What you need to do:
All lines in which the word "size" occurs are to be extracted.

----------

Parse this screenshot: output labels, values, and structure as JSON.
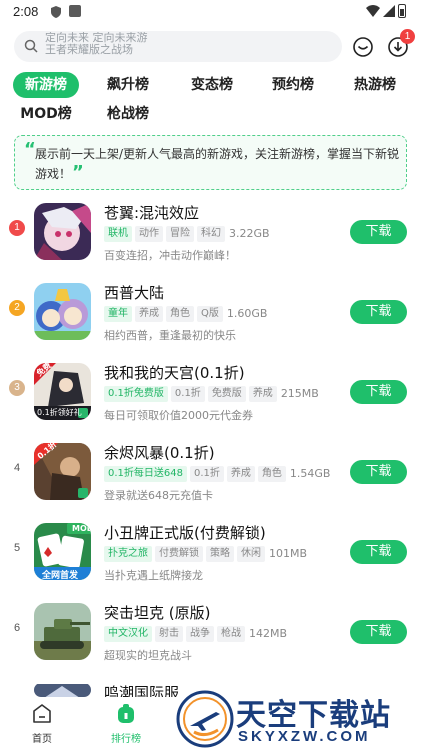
{
  "status_bar": {
    "time": "2:08"
  },
  "search": {
    "placeholder_lines": [
      "定向未来 定向未来游",
      "王者荣耀版之战场"
    ],
    "notification_count": "1"
  },
  "tabs": [
    {
      "label": "新游榜",
      "active": true
    },
    {
      "label": "飙升榜",
      "active": false
    },
    {
      "label": "变态榜",
      "active": false
    },
    {
      "label": "预约榜",
      "active": false
    },
    {
      "label": "热游榜",
      "active": false
    },
    {
      "label": "MOD榜",
      "active": false
    },
    {
      "label": "枪战榜",
      "active": false
    }
  ],
  "notice": {
    "open_quote": "“",
    "text": "展示前一天上架/更新人气最高的新游戏，关注新游榜，掌握当下新锐游戏！",
    "close_quote": "”"
  },
  "games": [
    {
      "rank": "1",
      "title": "苍翼:混沌效应",
      "tags": [
        {
          "t": "联机",
          "hl": true
        },
        {
          "t": "动作",
          "hl": false
        },
        {
          "t": "冒险",
          "hl": false
        },
        {
          "t": "科幻",
          "hl": false
        }
      ],
      "size": "3.22GB",
      "desc": "百变连招，冲击动作巅峰！",
      "button": "下载"
    },
    {
      "rank": "2",
      "title": "西普大陆",
      "tags": [
        {
          "t": "童年",
          "hl": true
        },
        {
          "t": "养成",
          "hl": false
        },
        {
          "t": "角色",
          "hl": false
        },
        {
          "t": "Q版",
          "hl": false
        }
      ],
      "size": "1.60GB",
      "desc": "相约西普，重逢最初的快乐",
      "button": "下载"
    },
    {
      "rank": "3",
      "title": "我和我的天宫(0.1折)",
      "tags": [
        {
          "t": "0.1折免费版",
          "hl": true
        },
        {
          "t": "0.1折",
          "hl": false
        },
        {
          "t": "免费版",
          "hl": false
        },
        {
          "t": "养成",
          "hl": false
        }
      ],
      "size": "215MB",
      "desc": "每日可领取价值2000元代金券",
      "button": "下载"
    },
    {
      "rank": "4",
      "title": "余烬风暴(0.1折)",
      "tags": [
        {
          "t": "0.1折每日送648",
          "hl": true
        },
        {
          "t": "0.1折",
          "hl": false
        },
        {
          "t": "养成",
          "hl": false
        },
        {
          "t": "角色",
          "hl": false
        }
      ],
      "size": "1.54GB",
      "desc": "登录就送648元充值卡",
      "button": "下载"
    },
    {
      "rank": "5",
      "title": "小丑牌正式版(付费解锁)",
      "tags": [
        {
          "t": "扑克之旅",
          "hl": true
        },
        {
          "t": "付费解锁",
          "hl": false
        },
        {
          "t": "策略",
          "hl": false
        },
        {
          "t": "休闲",
          "hl": false
        }
      ],
      "size": "101MB",
      "desc": "当扑克遇上纸牌接龙",
      "button": "下载"
    },
    {
      "rank": "6",
      "title": "突击坦克 (原版)",
      "tags": [
        {
          "t": "中文汉化",
          "hl": true
        },
        {
          "t": "射击",
          "hl": false
        },
        {
          "t": "战争",
          "hl": false
        },
        {
          "t": "枪战",
          "hl": false
        }
      ],
      "size": "142MB",
      "desc": "超现实的坦克战斗",
      "button": "下载"
    },
    {
      "rank": "",
      "title": "鸣潮国际服",
      "tags": [],
      "size": "",
      "desc": "",
      "button": ""
    }
  ],
  "colors": {
    "accent": "#1fbf6b",
    "rank1": "#f04a4a",
    "rank2": "#f5a623",
    "rank3": "#d9b48c"
  },
  "bottom_nav": [
    {
      "label": "首页",
      "icon": "home-icon"
    },
    {
      "label": "排行榜",
      "icon": "ranking-icon"
    }
  ],
  "watermark": {
    "cn": "天空下载站",
    "en": "SKYXZW.COM"
  },
  "thumb_badges": {
    "g3_corner": "免费",
    "g3_label": "0.1折领好礼",
    "g4_corner": "0.1折",
    "g5_label": "MOD",
    "g5_banner": "全网首发"
  }
}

----------

Solution to this task:
      "size": "3.22GB",
      "size": "1.60GB",
      "size": "215MB",
      "size": "1.54GB",
      "size": "101MB",
      "size": "142MB",
      "size": "",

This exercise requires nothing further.